■ WHAT YOU WILL DO ■
Locate the word "this" in the material, then show every line that holds it.

Records about charts and figures:
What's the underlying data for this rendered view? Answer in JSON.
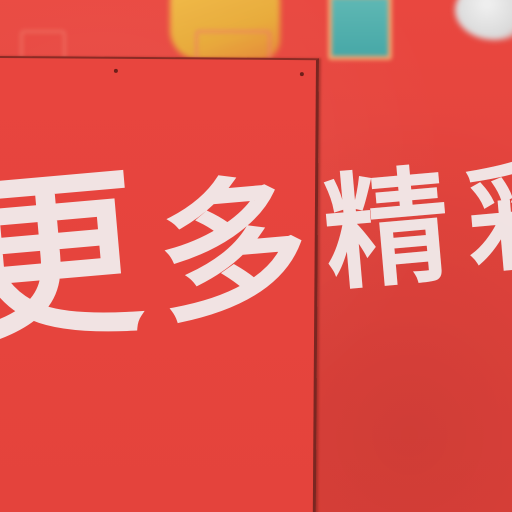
{
  "scene": {
    "description_type": "photo",
    "background_color": "#e5433e",
    "text_color": "#f2ecec"
  },
  "sign": {
    "characters": [
      "更",
      "多",
      "精",
      "彩"
    ]
  }
}
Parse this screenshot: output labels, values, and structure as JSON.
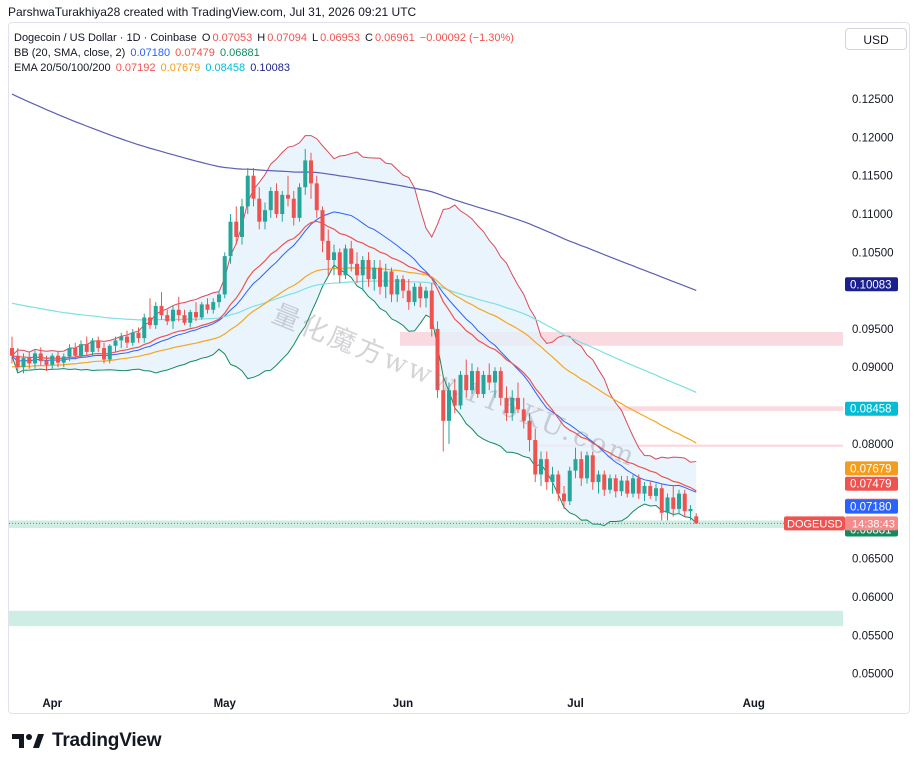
{
  "header": {
    "attribution": "ParshwaTurakhiya28 created with TradingView.com, Jul 31, 2026 09:21 UTC"
  },
  "legend": {
    "symbol": "Dogecoin / US Dollar · 1D · Coinbase",
    "o_label": "O",
    "o_value": "0.07053",
    "h_label": "H",
    "h_value": "0.07094",
    "l_label": "L",
    "l_value": "0.06953",
    "c_label": "C",
    "c_value": "0.06961",
    "change": "−0.00092 (−1.30%)",
    "bb_label": "BB (20, SMA, close, 2)",
    "bb_basis": "0.07180",
    "bb_upper": "0.07479",
    "bb_lower": "0.06881",
    "ema_label": "EMA 20/50/100/200",
    "ema20": "0.07192",
    "ema50": "0.07679",
    "ema100": "0.08458",
    "ema200": "0.10083"
  },
  "currency": "USD",
  "watermark": "量化魔方www.115KU.com",
  "brand": "TradingView",
  "colors": {
    "up": "#26a69a",
    "down": "#ef5350",
    "bb_band": "#e3f0fb",
    "bb_line": "#2962ff",
    "ema20": "#ef5350",
    "ema50": "#f5a623",
    "ema100": "#7ee0e0",
    "ema200": "#5d5fb3",
    "zone_red": "#f9d3dc",
    "zone_green": "#c5ebe1"
  },
  "chart_data": {
    "type": "candlestick",
    "symbol": "DOGEUSD",
    "price_axis_ticks": [
      "0.12500",
      "0.12000",
      "0.11500",
      "0.11000",
      "0.10500",
      "0.09500",
      "0.09000",
      "0.08000",
      "0.06500",
      "0.06000",
      "0.05500",
      "0.05000"
    ],
    "time_axis_ticks": [
      "Apr",
      "May",
      "Jun",
      "Jul",
      "Aug"
    ],
    "ylim": [
      0.0476,
      0.1288
    ],
    "price_labels": [
      {
        "text": "0.10083",
        "value": 0.10083,
        "color": "#1b1f8f"
      },
      {
        "text": "0.08458",
        "value": 0.08458,
        "color": "#00bcd4"
      },
      {
        "text": "0.07679",
        "value": 0.07679,
        "color": "#f59d1a"
      },
      {
        "text": "0.07479",
        "value": 0.07479,
        "color": "#ef5350"
      },
      {
        "text": "0.07192",
        "value": 0.07192,
        "color": "#ef5350"
      },
      {
        "text": "0.07180",
        "value": 0.0718,
        "color": "#2962ff"
      },
      {
        "text": "0.06881",
        "value": 0.06881,
        "color": "#138a5e"
      }
    ],
    "last_price_tag": {
      "symbol": "DOGEUSD",
      "countdown": "14:38:43",
      "value": 0.06961,
      "color": "#ef5350"
    },
    "zones": [
      {
        "color": "red",
        "from": 0.0928,
        "to": 0.0946,
        "start": "Jun 1"
      },
      {
        "color": "red",
        "from": 0.0843,
        "to": 0.0849,
        "start": "Jun 24"
      },
      {
        "color": "red",
        "from": 0.0796,
        "to": 0.0799,
        "start": "Jun 24"
      },
      {
        "color": "green",
        "from": 0.069,
        "to": 0.07,
        "start": "Mar 25"
      },
      {
        "color": "green",
        "from": 0.0562,
        "to": 0.0582,
        "start": "Mar 25"
      }
    ],
    "dates_start": "Mar 25",
    "candles": [
      [
        0.0925,
        0.094,
        0.0905,
        0.0915
      ],
      [
        0.0915,
        0.0925,
        0.0895,
        0.09
      ],
      [
        0.09,
        0.0918,
        0.0892,
        0.0912
      ],
      [
        0.0912,
        0.092,
        0.0898,
        0.0905
      ],
      [
        0.0905,
        0.0922,
        0.0898,
        0.0918
      ],
      [
        0.0918,
        0.0926,
        0.0902,
        0.0908
      ],
      [
        0.0908,
        0.0915,
        0.0895,
        0.0903
      ],
      [
        0.0903,
        0.0918,
        0.0898,
        0.0915
      ],
      [
        0.0915,
        0.092,
        0.09,
        0.0906
      ],
      [
        0.0906,
        0.0918,
        0.09,
        0.0914
      ],
      [
        0.0914,
        0.093,
        0.0908,
        0.0925
      ],
      [
        0.0925,
        0.0932,
        0.091,
        0.0915
      ],
      [
        0.0915,
        0.0935,
        0.0912,
        0.093
      ],
      [
        0.093,
        0.094,
        0.0915,
        0.092
      ],
      [
        0.092,
        0.0938,
        0.0915,
        0.0935
      ],
      [
        0.0935,
        0.094,
        0.092,
        0.0925
      ],
      [
        0.0925,
        0.0932,
        0.0905,
        0.091
      ],
      [
        0.091,
        0.093,
        0.0905,
        0.0928
      ],
      [
        0.0928,
        0.094,
        0.092,
        0.0935
      ],
      [
        0.0935,
        0.0945,
        0.0925,
        0.094
      ],
      [
        0.094,
        0.0948,
        0.0925,
        0.0932
      ],
      [
        0.0932,
        0.095,
        0.0928,
        0.0945
      ],
      [
        0.0945,
        0.0952,
        0.0932,
        0.0938
      ],
      [
        0.0938,
        0.097,
        0.0932,
        0.0965
      ],
      [
        0.0965,
        0.099,
        0.095,
        0.0955
      ],
      [
        0.0955,
        0.0985,
        0.095,
        0.098
      ],
      [
        0.098,
        0.0998,
        0.0962,
        0.0968
      ],
      [
        0.0968,
        0.0975,
        0.0955,
        0.096
      ],
      [
        0.096,
        0.098,
        0.095,
        0.0975
      ],
      [
        0.0975,
        0.0992,
        0.096,
        0.0968
      ],
      [
        0.0968,
        0.0975,
        0.0955,
        0.0958
      ],
      [
        0.0958,
        0.0975,
        0.0952,
        0.0972
      ],
      [
        0.0972,
        0.0985,
        0.096,
        0.0965
      ],
      [
        0.0965,
        0.0985,
        0.0962,
        0.0982
      ],
      [
        0.0982,
        0.099,
        0.097,
        0.0975
      ],
      [
        0.0975,
        0.099,
        0.097,
        0.0985
      ],
      [
        0.0985,
        0.1,
        0.0978,
        0.0995
      ],
      [
        0.0995,
        0.105,
        0.099,
        0.1045
      ],
      [
        0.1045,
        0.11,
        0.1035,
        0.109
      ],
      [
        0.109,
        0.111,
        0.106,
        0.107
      ],
      [
        0.107,
        0.112,
        0.106,
        0.111
      ],
      [
        0.111,
        0.116,
        0.11,
        0.115
      ],
      [
        0.115,
        0.116,
        0.111,
        0.112
      ],
      [
        0.112,
        0.1135,
        0.108,
        0.109
      ],
      [
        0.109,
        0.1115,
        0.108,
        0.1105
      ],
      [
        0.1105,
        0.1135,
        0.1095,
        0.113
      ],
      [
        0.113,
        0.114,
        0.1095,
        0.11
      ],
      [
        0.11,
        0.113,
        0.109,
        0.1125
      ],
      [
        0.1125,
        0.115,
        0.111,
        0.112
      ],
      [
        0.112,
        0.113,
        0.1085,
        0.1095
      ],
      [
        0.1095,
        0.114,
        0.109,
        0.1135
      ],
      [
        0.1135,
        0.1185,
        0.1125,
        0.117
      ],
      [
        0.117,
        0.118,
        0.112,
        0.114
      ],
      [
        0.114,
        0.115,
        0.1095,
        0.1105
      ],
      [
        0.1105,
        0.111,
        0.105,
        0.1065
      ],
      [
        0.1065,
        0.108,
        0.102,
        0.104
      ],
      [
        0.104,
        0.106,
        0.102,
        0.105
      ],
      [
        0.105,
        0.1055,
        0.101,
        0.102
      ],
      [
        0.102,
        0.106,
        0.1015,
        0.1055
      ],
      [
        0.1055,
        0.1065,
        0.1025,
        0.1035
      ],
      [
        0.1035,
        0.105,
        0.101,
        0.102
      ],
      [
        0.102,
        0.1045,
        0.1,
        0.104
      ],
      [
        0.104,
        0.105,
        0.1005,
        0.1015
      ],
      [
        0.1015,
        0.104,
        0.1,
        0.103
      ],
      [
        0.103,
        0.104,
        0.0995,
        0.1005
      ],
      [
        0.1005,
        0.1035,
        0.099,
        0.1025
      ],
      [
        0.1025,
        0.103,
        0.0985,
        0.0995
      ],
      [
        0.0995,
        0.102,
        0.0985,
        0.1015
      ],
      [
        0.1015,
        0.102,
        0.099,
        0.1
      ],
      [
        0.1,
        0.1015,
        0.0975,
        0.0985
      ],
      [
        0.0985,
        0.101,
        0.098,
        0.1005
      ],
      [
        0.1005,
        0.101,
        0.0978,
        0.099
      ],
      [
        0.099,
        0.1005,
        0.0978,
        0.1
      ],
      [
        0.1,
        0.101,
        0.094,
        0.095
      ],
      [
        0.095,
        0.096,
        0.086,
        0.087
      ],
      [
        0.087,
        0.089,
        0.079,
        0.083
      ],
      [
        0.083,
        0.088,
        0.08,
        0.087
      ],
      [
        0.087,
        0.0885,
        0.084,
        0.085
      ],
      [
        0.085,
        0.0895,
        0.0845,
        0.089
      ],
      [
        0.089,
        0.091,
        0.086,
        0.087
      ],
      [
        0.087,
        0.0905,
        0.0865,
        0.0895
      ],
      [
        0.0895,
        0.09,
        0.086,
        0.0865
      ],
      [
        0.0865,
        0.0895,
        0.086,
        0.089
      ],
      [
        0.089,
        0.0905,
        0.087,
        0.088
      ],
      [
        0.088,
        0.09,
        0.086,
        0.0895
      ],
      [
        0.0895,
        0.09,
        0.085,
        0.086
      ],
      [
        0.086,
        0.0875,
        0.083,
        0.084
      ],
      [
        0.084,
        0.087,
        0.083,
        0.086
      ],
      [
        0.086,
        0.088,
        0.084,
        0.0845
      ],
      [
        0.0845,
        0.086,
        0.082,
        0.083
      ],
      [
        0.083,
        0.084,
        0.079,
        0.0805
      ],
      [
        0.0805,
        0.082,
        0.075,
        0.076
      ],
      [
        0.076,
        0.079,
        0.0745,
        0.078
      ],
      [
        0.078,
        0.079,
        0.074,
        0.075
      ],
      [
        0.075,
        0.077,
        0.0735,
        0.076
      ],
      [
        0.076,
        0.0765,
        0.0725,
        0.0735
      ],
      [
        0.0735,
        0.0745,
        0.0715,
        0.0725
      ],
      [
        0.0725,
        0.077,
        0.072,
        0.0765
      ],
      [
        0.0765,
        0.0795,
        0.0755,
        0.078
      ],
      [
        0.078,
        0.079,
        0.0745,
        0.0755
      ],
      [
        0.0755,
        0.079,
        0.0748,
        0.0785
      ],
      [
        0.0785,
        0.079,
        0.074,
        0.075
      ],
      [
        0.075,
        0.0765,
        0.0735,
        0.076
      ],
      [
        0.076,
        0.0765,
        0.0732,
        0.074
      ],
      [
        0.074,
        0.076,
        0.0735,
        0.0755
      ],
      [
        0.0755,
        0.076,
        0.073,
        0.0738
      ],
      [
        0.0738,
        0.0758,
        0.0732,
        0.0752
      ],
      [
        0.0752,
        0.0758,
        0.073,
        0.0735
      ],
      [
        0.0735,
        0.076,
        0.073,
        0.0755
      ],
      [
        0.0755,
        0.076,
        0.0728,
        0.0735
      ],
      [
        0.0735,
        0.075,
        0.0725,
        0.0745
      ],
      [
        0.0745,
        0.0752,
        0.0728,
        0.0732
      ],
      [
        0.0732,
        0.0748,
        0.0725,
        0.0742
      ],
      [
        0.0742,
        0.0748,
        0.07,
        0.071
      ],
      [
        0.071,
        0.0735,
        0.07,
        0.073
      ],
      [
        0.073,
        0.0745,
        0.0705,
        0.0715
      ],
      [
        0.0715,
        0.074,
        0.0708,
        0.0735
      ],
      [
        0.0735,
        0.074,
        0.0705,
        0.0712
      ],
      [
        0.0712,
        0.072,
        0.07,
        0.0715
      ],
      [
        0.07053,
        0.07094,
        0.06953,
        0.06961
      ]
    ]
  }
}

■ FULL OUTPUT ■
What's the underlying data for this rendered view? Answer in JSON.
Parse this screenshot: output labels, values, and structure as JSON.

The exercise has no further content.